What needs to be done: Copy, in full, each line of the material that holds the word "name".
::::::
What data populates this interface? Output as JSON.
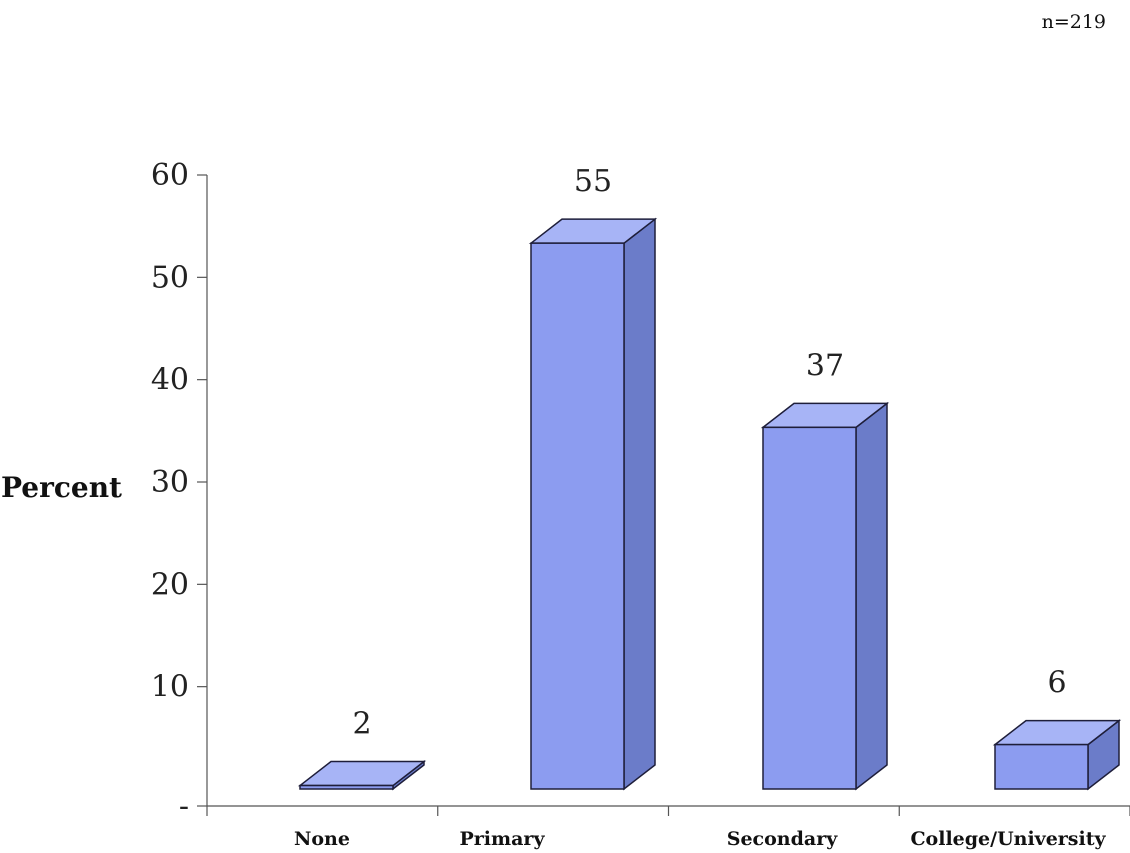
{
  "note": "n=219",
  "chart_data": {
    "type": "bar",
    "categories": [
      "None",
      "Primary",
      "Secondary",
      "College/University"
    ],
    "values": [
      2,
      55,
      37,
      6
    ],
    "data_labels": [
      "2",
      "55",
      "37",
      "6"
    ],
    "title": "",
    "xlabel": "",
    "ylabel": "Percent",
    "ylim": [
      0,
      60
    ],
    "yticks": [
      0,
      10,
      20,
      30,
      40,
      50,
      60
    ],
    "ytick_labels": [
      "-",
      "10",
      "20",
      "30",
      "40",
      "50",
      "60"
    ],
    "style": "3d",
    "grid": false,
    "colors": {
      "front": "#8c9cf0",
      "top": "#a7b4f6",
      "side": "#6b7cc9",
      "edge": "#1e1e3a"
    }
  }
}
::::::
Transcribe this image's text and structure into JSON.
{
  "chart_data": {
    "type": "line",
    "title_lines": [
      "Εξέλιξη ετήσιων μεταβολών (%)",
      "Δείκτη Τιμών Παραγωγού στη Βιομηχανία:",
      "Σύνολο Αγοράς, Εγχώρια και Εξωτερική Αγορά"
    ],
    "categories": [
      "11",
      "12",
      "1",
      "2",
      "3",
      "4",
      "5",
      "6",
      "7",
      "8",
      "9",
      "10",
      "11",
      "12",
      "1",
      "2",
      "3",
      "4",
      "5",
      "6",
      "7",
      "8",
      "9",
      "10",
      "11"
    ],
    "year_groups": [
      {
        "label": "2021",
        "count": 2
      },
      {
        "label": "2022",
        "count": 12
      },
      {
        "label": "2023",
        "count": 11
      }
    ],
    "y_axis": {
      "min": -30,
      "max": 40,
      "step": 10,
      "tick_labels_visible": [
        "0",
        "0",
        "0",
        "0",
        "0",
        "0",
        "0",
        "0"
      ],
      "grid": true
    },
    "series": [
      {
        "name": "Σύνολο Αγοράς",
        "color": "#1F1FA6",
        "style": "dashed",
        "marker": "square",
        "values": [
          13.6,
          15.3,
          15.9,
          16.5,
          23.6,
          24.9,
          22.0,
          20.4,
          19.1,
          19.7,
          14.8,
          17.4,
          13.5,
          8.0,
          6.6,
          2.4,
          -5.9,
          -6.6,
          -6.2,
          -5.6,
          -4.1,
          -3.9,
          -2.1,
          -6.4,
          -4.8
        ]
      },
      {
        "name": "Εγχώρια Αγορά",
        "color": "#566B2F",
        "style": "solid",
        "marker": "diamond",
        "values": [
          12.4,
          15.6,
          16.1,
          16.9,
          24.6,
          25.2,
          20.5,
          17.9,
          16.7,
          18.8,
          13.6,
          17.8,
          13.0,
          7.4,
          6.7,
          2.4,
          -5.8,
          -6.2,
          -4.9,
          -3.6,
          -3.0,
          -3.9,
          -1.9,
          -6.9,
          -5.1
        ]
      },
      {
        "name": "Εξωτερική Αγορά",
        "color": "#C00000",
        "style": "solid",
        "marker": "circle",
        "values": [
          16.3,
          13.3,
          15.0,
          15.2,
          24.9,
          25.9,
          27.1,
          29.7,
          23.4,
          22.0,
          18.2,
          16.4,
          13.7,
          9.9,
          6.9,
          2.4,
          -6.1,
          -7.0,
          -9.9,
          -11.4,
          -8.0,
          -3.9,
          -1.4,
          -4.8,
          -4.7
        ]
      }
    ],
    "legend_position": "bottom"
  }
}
::::::
Task result:
        "name": "Σύνολο Αγοράς",
        "name": "Εγχώρια Αγορά",
        "name": "Εξωτερική Αγορά",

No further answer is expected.